◆ PROBLEM REQUIREMENTS
Transcribe the data that follows precisely, omitting nothing.

◆ PROVIDED RECORDS
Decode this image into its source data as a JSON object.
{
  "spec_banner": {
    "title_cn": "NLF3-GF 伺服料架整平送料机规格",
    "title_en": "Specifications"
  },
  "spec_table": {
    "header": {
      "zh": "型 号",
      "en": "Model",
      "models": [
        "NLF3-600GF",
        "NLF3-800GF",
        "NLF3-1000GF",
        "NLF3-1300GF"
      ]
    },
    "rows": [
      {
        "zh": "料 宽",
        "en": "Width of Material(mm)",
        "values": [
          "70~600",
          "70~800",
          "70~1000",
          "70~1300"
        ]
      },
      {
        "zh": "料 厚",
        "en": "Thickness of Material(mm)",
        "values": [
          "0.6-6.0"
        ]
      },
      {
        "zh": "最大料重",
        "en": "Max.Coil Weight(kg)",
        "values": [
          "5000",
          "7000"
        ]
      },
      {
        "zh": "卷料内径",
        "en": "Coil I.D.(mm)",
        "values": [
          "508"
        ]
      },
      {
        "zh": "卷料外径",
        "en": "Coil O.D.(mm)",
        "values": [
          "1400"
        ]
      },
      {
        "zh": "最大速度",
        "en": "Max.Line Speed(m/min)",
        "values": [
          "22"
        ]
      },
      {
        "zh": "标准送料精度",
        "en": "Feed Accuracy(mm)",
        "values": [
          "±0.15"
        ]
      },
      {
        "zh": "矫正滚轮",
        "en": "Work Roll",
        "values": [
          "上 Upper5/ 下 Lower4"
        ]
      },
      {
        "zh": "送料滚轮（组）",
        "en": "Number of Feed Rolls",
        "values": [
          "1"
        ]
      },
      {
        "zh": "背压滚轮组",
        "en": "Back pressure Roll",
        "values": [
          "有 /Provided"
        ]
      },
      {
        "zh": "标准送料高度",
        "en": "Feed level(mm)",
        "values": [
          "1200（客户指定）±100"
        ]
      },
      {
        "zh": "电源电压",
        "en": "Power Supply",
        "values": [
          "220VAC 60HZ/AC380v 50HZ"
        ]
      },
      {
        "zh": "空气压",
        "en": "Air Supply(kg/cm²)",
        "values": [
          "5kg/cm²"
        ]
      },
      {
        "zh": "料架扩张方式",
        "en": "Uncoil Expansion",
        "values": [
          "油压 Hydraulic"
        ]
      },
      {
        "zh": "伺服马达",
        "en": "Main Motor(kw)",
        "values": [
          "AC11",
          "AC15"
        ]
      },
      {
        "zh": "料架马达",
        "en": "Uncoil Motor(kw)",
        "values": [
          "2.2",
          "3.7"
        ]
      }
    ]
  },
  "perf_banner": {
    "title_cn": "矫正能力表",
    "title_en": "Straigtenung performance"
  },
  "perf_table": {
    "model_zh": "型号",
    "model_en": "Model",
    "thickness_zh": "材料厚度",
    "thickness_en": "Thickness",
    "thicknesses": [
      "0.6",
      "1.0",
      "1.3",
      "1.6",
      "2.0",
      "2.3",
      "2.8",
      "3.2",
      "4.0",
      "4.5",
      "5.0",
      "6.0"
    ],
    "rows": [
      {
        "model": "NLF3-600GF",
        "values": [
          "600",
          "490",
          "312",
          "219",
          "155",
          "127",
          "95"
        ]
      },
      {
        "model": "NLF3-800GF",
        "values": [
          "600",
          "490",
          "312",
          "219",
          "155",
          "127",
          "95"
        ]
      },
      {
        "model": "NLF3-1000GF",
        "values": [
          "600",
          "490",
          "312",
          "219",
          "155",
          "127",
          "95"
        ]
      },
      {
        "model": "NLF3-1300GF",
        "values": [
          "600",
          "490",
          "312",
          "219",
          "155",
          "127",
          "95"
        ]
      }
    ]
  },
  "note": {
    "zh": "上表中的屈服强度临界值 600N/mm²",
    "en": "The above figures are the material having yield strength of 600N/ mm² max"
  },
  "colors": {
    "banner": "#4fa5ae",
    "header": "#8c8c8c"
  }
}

◆ EXERCISE ANSWER
Decode this image into its source data as a JSON object.
{
  "spec_banner": {
    "title_cn": "NLF3-GF 伺服料架整平送料机规格",
    "title_en": "Specifications"
  },
  "spec_table": {
    "header": {
      "zh": "型 号",
      "en": "Model",
      "models": [
        "NLF3-600GF",
        "NLF3-800GF",
        "NLF3-1000GF",
        "NLF3-1300GF"
      ]
    },
    "rows": [
      {
        "zh": "料 宽",
        "en": "Width of Material(mm)",
        "values": [
          "70~600",
          "70~800",
          "70~1000",
          "70~1300"
        ]
      },
      {
        "zh": "料 厚",
        "en": "Thickness of Material(mm)",
        "values": [
          "0.6-6.0"
        ]
      },
      {
        "zh": "最大料重",
        "en": "Max.Coil Weight(kg)",
        "values": [
          "5000",
          "7000"
        ]
      },
      {
        "zh": "卷料内径",
        "en": "Coil I.D.(mm)",
        "values": [
          "508"
        ]
      },
      {
        "zh": "卷料外径",
        "en": "Coil O.D.(mm)",
        "values": [
          "1400"
        ]
      },
      {
        "zh": "最大速度",
        "en": "Max.Line Speed(m/min)",
        "values": [
          "22"
        ]
      },
      {
        "zh": "标准送料精度",
        "en": "Feed Accuracy(mm)",
        "values": [
          "±0.15"
        ]
      },
      {
        "zh": "矫正滚轮",
        "en": "Work Roll",
        "values": [
          "上 Upper5/ 下 Lower4"
        ]
      },
      {
        "zh": "送料滚轮（组）",
        "en": "Number of Feed Rolls",
        "values": [
          "1"
        ]
      },
      {
        "zh": "背压滚轮组",
        "en": "Back pressure Roll",
        "values": [
          "有 /Provided"
        ]
      },
      {
        "zh": "标准送料高度",
        "en": "Feed level(mm)",
        "values": [
          "1200（客户指定）±100"
        ]
      },
      {
        "zh": "电源电压",
        "en": "Power Supply",
        "values": [
          "220VAC 60HZ/AC380v 50HZ"
        ]
      },
      {
        "zh": "空气压",
        "en": "Air Supply(kg/cm²)",
        "values": [
          "5kg/cm²"
        ]
      },
      {
        "zh": "料架扩张方式",
        "en": "Uncoil Expansion",
        "values": [
          "油压 Hydraulic"
        ]
      },
      {
        "zh": "伺服马达",
        "en": "Main Motor(kw)",
        "values": [
          "AC11",
          "AC15"
        ]
      },
      {
        "zh": "料架马达",
        "en": "Uncoil Motor(kw)",
        "values": [
          "2.2",
          "3.7"
        ]
      }
    ]
  },
  "perf_banner": {
    "title_cn": "矫正能力表",
    "title_en": "Straigtenung performance"
  },
  "perf_table": {
    "model_zh": "型号",
    "model_en": "Model",
    "thickness_zh": "材料厚度",
    "thickness_en": "Thickness",
    "thicknesses": [
      "0.6",
      "1.0",
      "1.3",
      "1.6",
      "2.0",
      "2.3",
      "2.8",
      "3.2",
      "4.0",
      "4.5",
      "5.0",
      "6.0"
    ],
    "rows": [
      {
        "model": "NLF3-600GF",
        "values": [
          "600",
          "490",
          "312",
          "219",
          "155",
          "127",
          "95"
        ]
      },
      {
        "model": "NLF3-800GF",
        "values": [
          "600",
          "490",
          "312",
          "219",
          "155",
          "127",
          "95"
        ]
      },
      {
        "model": "NLF3-1000GF",
        "values": [
          "600",
          "490",
          "312",
          "219",
          "155",
          "127",
          "95"
        ]
      },
      {
        "model": "NLF3-1300GF",
        "values": [
          "600",
          "490",
          "312",
          "219",
          "155",
          "127",
          "95"
        ]
      }
    ]
  },
  "note": {
    "zh": "上表中的屈服强度临界值 600N/mm²",
    "en": "The above figures are the material having yield strength of 600N/ mm² max"
  },
  "colors": {
    "banner": "#4fa5ae",
    "header": "#8c8c8c"
  }
}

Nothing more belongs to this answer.